Only lines containing "lassen" belong in the answer, each copied from the entries below.

[DATASET EXCERPTS]
◆ ◆ ◆

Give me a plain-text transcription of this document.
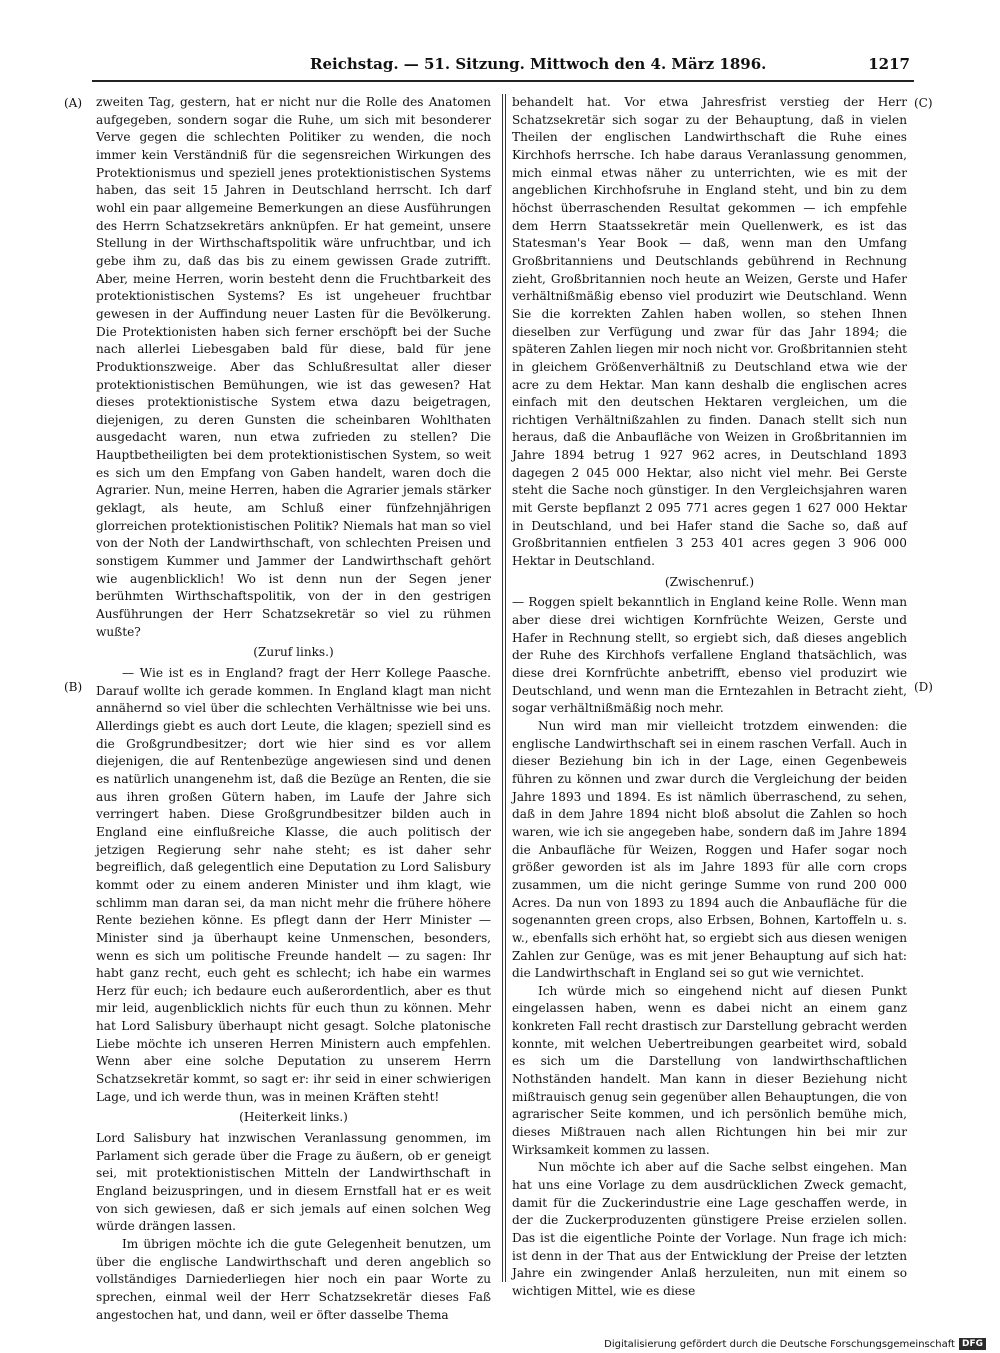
Reichstag. — 51. Sitzung. Mittwoch den 4. März 1896.	1217
(A)
(B)
(C)
(D)

zweiten Tag, gestern, hat er nicht nur die Rolle des Anatomen aufgegeben, sondern sogar die Ruhe, um sich mit besonderer Verve gegen die schlechten Politiker zu wenden, die noch immer kein Verständniß für die segensreichen Wirkungen des Protektionismus und speziell jenes protektionistischen Systems haben, das seit 15 Jahren in Deutschland herrscht. Ich darf wohl ein paar allgemeine Bemerkungen an diese Ausführungen des Herrn Schatzsekretärs anknüpfen. Er hat gemeint, unsere Stellung in der Wirthschaftspolitik wäre unfruchtbar, und ich gebe ihm zu, daß das bis zu einem gewissen Grade zutrifft. Aber, meine Herren, worin besteht denn die Fruchtbarkeit des protektionistischen Systems? Es ist ungeheuer fruchtbar gewesen in der Auffindung neuer Lasten für die Bevölkerung. Die Protektionisten haben sich ferner erschöpft bei der Suche nach allerlei Liebesgaben bald für diese, bald für jene Produktionszweige. Aber das Schlußresultat aller dieser protektionistischen Bemühungen, wie ist das gewesen? Hat dieses protektionistische System etwa dazu beigetragen, diejenigen, zu deren Gunsten die scheinbaren Wohlthaten ausgedacht waren, nun etwa zufrieden zu stellen? Die Hauptbetheiligten bei dem protektionistischen System, so weit es sich um den Empfang von Gaben handelt, waren doch die Agrarier. Nun, meine Herren, haben die Agrarier jemals stärker geklagt, als heute, am Schluß einer fünfzehnjährigen glorreichen protektionistischen Politik? Niemals hat man so viel von der Noth der Landwirthschaft, von schlechten Preisen und sonstigem Kummer und Jammer der Landwirthschaft gehört wie augenblicklich! Wo ist denn nun der Segen jener berühmten Wirthschaftspolitik, von der in den gestrigen Ausführungen der Herr Schatzsekretär so viel zu rühmen wußte?

(Zuruf links.)

— Wie ist es in England? fragt der Herr Kollege Paasche. Darauf wollte ich gerade kommen. In England klagt man nicht annähernd so viel über die schlechten Verhältnisse wie bei uns. Allerdings giebt es auch dort Leute, die klagen; speziell sind es die Großgrundbesitzer; dort wie hier sind es vor allem diejenigen, die auf Rentenbezüge angewiesen sind und denen es natürlich unangenehm ist, daß die Bezüge an Renten, die sie aus ihren großen Gütern haben, im Laufe der Jahre sich verringert haben. Diese Großgrundbesitzer bilden auch in England eine einflußreiche Klasse, die auch politisch der jetzigen Regierung sehr nahe steht; es ist daher sehr begreiflich, daß gelegentlich eine Deputation zu Lord Salisbury kommt oder zu einem anderen Minister und ihm klagt, wie schlimm man daran sei, da man nicht mehr die frühere höhere Rente beziehen könne. Es pflegt dann der Herr Minister — Minister sind ja überhaupt keine Unmenschen, besonders, wenn es sich um politische Freunde handelt — zu sagen: Ihr habt ganz recht, euch geht es schlecht; ich habe ein warmes Herz für euch; ich bedaure euch außerordentlich, aber es thut mir leid, augenblicklich nichts für euch thun zu können. Mehr hat Lord Salisbury überhaupt nicht gesagt. Solche platonische Liebe möchte ich unseren Herren Ministern auch empfehlen. Wenn aber eine solche Deputation zu unserem Herrn Schatzsekretär kommt, so sagt er: ihr seid in einer schwierigen Lage, und ich werde thun, was in meinen Kräften steht!

(Heiterkeit links.)

Lord Salisbury hat inzwischen Veranlassung genommen, im Parlament sich gerade über die Frage zu äußern, ob er geneigt sei, mit protektionistischen Mitteln der Landwirthschaft in England beizuspringen, und in diesem Ernstfall hat er es weit von sich gewiesen, daß er sich jemals auf einen solchen Weg würde drängen lassen.

Im übrigen möchte ich die gute Gelegenheit benutzen, um über die englische Landwirthschaft und deren angeblich so vollständiges Darniederliegen hier noch ein paar Worte zu sprechen, einmal weil der Herr Schatzsekretär dieses Faß angestochen hat, und dann, weil er öfter dasselbe Thema

behandelt hat. Vor etwa Jahresfrist verstieg der Herr Schatzsekretär sich sogar zu der Behauptung, daß in vielen Theilen der englischen Landwirthschaft die Ruhe eines Kirchhofs herrsche. Ich habe daraus Veranlassung genommen, mich einmal etwas näher zu unterrichten, wie es mit der angeblichen Kirchhofsruhe in England steht, und bin zu dem höchst überraschenden Resultat gekommen — ich empfehle dem Herrn Staatssekretär mein Quellenwerk, es ist das Statesman's Year Book — daß, wenn man den Umfang Großbritanniens und Deutschlands gebührend in Rechnung zieht, Großbritannien noch heute an Weizen, Gerste und Hafer verhältnißmäßig ebenso viel produzirt wie Deutschland. Wenn Sie die korrekten Zahlen haben wollen, so stehen Ihnen dieselben zur Verfügung und zwar für das Jahr 1894; die späteren Zahlen liegen mir noch nicht vor. Großbritannien steht in gleichem Größenverhältniß zu Deutschland etwa wie der acre zu dem Hektar. Man kann deshalb die englischen acres einfach mit den deutschen Hektaren vergleichen, um die richtigen Verhältnißzahlen zu finden. Danach stellt sich nun heraus, daß die Anbaufläche von Weizen in Großbritannien im Jahre 1894 betrug 1 927 962 acres, in Deutschland 1893 dagegen 2 045 000 Hektar, also nicht viel mehr. Bei Gerste steht die Sache noch günstiger. In den Vergleichsjahren waren mit Gerste bepflanzt 2 095 771 acres gegen 1 627 000 Hektar in Deutschland, und bei Hafer stand die Sache so, daß auf Großbritannien entfielen 3 253 401 acres gegen 3 906 000 Hektar in Deutschland.

(Zwischenruf.)

— Roggen spielt bekanntlich in England keine Rolle. Wenn man aber diese drei wichtigen Kornfrüchte Weizen, Gerste und Hafer in Rechnung stellt, so ergiebt sich, daß dieses angeblich der Ruhe des Kirchhofs verfallene England thatsächlich, was diese drei Kornfrüchte anbetrifft, ebenso viel produzirt wie Deutschland, und wenn man die Erntezahlen in Betracht zieht, sogar verhältnißmäßig noch mehr.

Nun wird man mir vielleicht trotzdem einwenden: die englische Landwirthschaft sei in einem raschen Verfall. Auch in dieser Beziehung bin ich in der Lage, einen Gegenbeweis führen zu können und zwar durch die Vergleichung der beiden Jahre 1893 und 1894. Es ist nämlich überraschend, zu sehen, daß in dem Jahre 1894 nicht bloß absolut die Zahlen so hoch waren, wie ich sie angegeben habe, sondern daß im Jahre 1894 die Anbaufläche für Weizen, Roggen und Hafer sogar noch größer geworden ist als im Jahre 1893 für alle corn crops zusammen, um die nicht geringe Summe von rund 200 000 Acres. Da nun von 1893 zu 1894 auch die Anbaufläche für die sogenannten green crops, also Erbsen, Bohnen, Kartoffeln u. s. w., ebenfalls sich erhöht hat, so ergiebt sich aus diesen wenigen Zahlen zur Genüge, was es mit jener Behauptung auf sich hat: die Landwirthschaft in England sei so gut wie vernichtet.

Ich würde mich so eingehend nicht auf diesen Punkt eingelassen haben, wenn es dabei nicht an einem ganz konkreten Fall recht drastisch zur Darstellung gebracht werden konnte, mit welchen Uebertreibungen gearbeitet wird, sobald es sich um die Darstellung von landwirthschaftlichen Nothständen handelt. Man kann in dieser Beziehung nicht mißtrauisch genug sein gegenüber allen Behauptungen, die von agrarischer Seite kommen, und ich persönlich bemühe mich, dieses Mißtrauen nach allen Richtungen hin bei mir zur Wirksamkeit kommen zu lassen.

Nun möchte ich aber auf die Sache selbst eingehen. Man hat uns eine Vorlage zu dem ausdrücklichen Zweck gemacht, damit für die Zuckerindustrie eine Lage geschaffen werde, in der die Zuckerproduzenten günstigere Preise erzielen sollen. Das ist die eigentliche Pointe der Vorlage. Nun frage ich mich: ist denn in der That aus der Entwicklung der Preise der letzten Jahre ein zwingender Anlaß herzuleiten, nun mit einem so wichtigen Mittel, wie es diese

Digitalisierung gefördert durch die Deutsche Forschungsgemeinschaft DFG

◆ ◆ ◆

[YOUR RESPONSE]
Lord Salisbury hat inzwischen Veranlassung genommen, im Parlament sich gerade über die Frage zu äußern, ob er geneigt sei, mit protektionistischen Mitteln der Landwirthschaft in England beizuspringen, und in diesem Ernstfall hat er es weit von sich gewiesen, daß er sich jemals auf einen solchen Weg würde drängen lassen.
Ich würde mich so eingehend nicht auf diesen Punkt eingelassen haben, wenn es dabei nicht an einem ganz konkreten Fall recht drastisch zur Darstellung gebracht werden konnte, mit welchen Uebertreibungen gearbeitet wird, sobald es sich um die Darstellung von landwirthschaftlichen Nothständen handelt. Man kann in dieser Beziehung nicht mißtrauisch genug sein gegenüber allen Behauptungen, die von agrarischer Seite kommen, und ich persönlich bemühe mich, dieses Mißtrauen nach allen Richtungen hin bei mir zur Wirksamkeit kommen zu lassen.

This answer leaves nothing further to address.